* [Extract]
Leptin promotes K-ATP channel trafficking by AMPK signaling in pancreatic beta-cells

Abstract

Leptin is a pivotal regulator of energy and glucose homeostasis, and defects in leptin signaling result in obesity and diabetes. The ATP-sensitive potassium (K-ATP) channels couple glucose metabolism to insulin secretion in pancreatic beta-cells. In this study, we provide evidence that leptin modulates pancreatic beta-cell functions by promoting K-ATP channel translocation to the plasma membrane via AMP-activated protein kinase (AMPK) signaling. K-ATP channels were localized mostly to intracellular compartments of pancreatic beta-cells in the fed state and translocated to the plasma membrane in the fasted state. This process was defective in leptin-deficient ob/ob mice, but restored by leptin treatment. We discovered that the molecular mechanism of leptin-induced AMPK activation involves canonical transient receptor potential 4 and calcium/calmodulin-dependent protein kinase kinase beta. AMPK activation was dependent on both leptin and glucose concentrations, so at optimal concentrations of leptin, AMPK was activated sufficiently to induce K-ATP channel trafficking and hyperpolarization of pancreatic beta-cells in a physiological range of fasting glucose levels. There was a close correlation between phospho-AMPK levels and beta-cell membrane potentials, suggesting that AMPK-dependent K-ATP channel trafficking is a key mechanism for regulating beta-cell membrane potentials. Our results present a signaling pathway whereby leptin regulates glucose homeostasis by modulating beta-cell excitability.

* [Exercise description] List every signaling component the abstract names as acting between leptin and K-ATP channel trafficking. The rows that come next are drawn from a different source.

* [Data shown]
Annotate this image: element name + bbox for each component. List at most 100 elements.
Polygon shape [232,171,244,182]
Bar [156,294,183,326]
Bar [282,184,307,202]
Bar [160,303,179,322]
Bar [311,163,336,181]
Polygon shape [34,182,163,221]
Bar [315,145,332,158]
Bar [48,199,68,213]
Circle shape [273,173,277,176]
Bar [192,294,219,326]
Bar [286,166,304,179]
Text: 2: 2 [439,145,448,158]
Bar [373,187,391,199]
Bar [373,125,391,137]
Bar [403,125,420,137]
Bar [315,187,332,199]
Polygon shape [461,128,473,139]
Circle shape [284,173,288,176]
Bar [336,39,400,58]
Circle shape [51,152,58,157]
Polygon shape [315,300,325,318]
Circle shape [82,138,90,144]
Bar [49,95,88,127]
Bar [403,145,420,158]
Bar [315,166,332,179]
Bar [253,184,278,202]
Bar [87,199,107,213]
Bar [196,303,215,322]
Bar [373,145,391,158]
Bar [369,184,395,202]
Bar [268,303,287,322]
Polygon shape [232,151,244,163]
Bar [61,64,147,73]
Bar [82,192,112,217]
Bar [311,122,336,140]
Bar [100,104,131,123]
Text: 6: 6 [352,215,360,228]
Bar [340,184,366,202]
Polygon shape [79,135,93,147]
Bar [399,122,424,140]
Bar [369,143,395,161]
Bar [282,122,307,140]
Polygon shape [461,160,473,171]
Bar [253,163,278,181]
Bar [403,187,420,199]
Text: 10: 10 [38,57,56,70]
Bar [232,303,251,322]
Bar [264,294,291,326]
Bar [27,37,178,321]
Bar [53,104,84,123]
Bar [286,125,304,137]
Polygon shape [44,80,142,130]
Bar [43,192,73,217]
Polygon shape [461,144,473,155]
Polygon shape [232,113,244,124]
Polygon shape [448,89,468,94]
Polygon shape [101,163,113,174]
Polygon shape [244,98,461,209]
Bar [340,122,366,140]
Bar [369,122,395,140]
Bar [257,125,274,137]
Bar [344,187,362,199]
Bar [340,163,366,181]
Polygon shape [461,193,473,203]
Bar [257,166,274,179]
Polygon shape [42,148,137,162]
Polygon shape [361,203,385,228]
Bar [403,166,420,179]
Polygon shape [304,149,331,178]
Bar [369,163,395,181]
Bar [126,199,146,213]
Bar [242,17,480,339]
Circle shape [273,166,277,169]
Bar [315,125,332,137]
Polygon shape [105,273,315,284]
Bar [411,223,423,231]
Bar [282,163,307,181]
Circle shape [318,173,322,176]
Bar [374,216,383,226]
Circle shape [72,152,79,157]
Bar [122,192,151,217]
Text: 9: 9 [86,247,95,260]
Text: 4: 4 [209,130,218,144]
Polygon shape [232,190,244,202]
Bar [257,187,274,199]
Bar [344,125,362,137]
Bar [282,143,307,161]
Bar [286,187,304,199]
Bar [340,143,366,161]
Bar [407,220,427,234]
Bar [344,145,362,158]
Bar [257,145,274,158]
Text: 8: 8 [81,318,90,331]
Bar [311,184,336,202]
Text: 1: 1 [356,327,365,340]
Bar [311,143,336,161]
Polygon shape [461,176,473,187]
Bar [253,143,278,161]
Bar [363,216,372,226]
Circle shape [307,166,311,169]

* [Response box]
- Canonical transient receptor potential 4
- Calcium/calmodulin-dependent protein kinase kinase beta
- AMP-activated protein kinase (AMPK)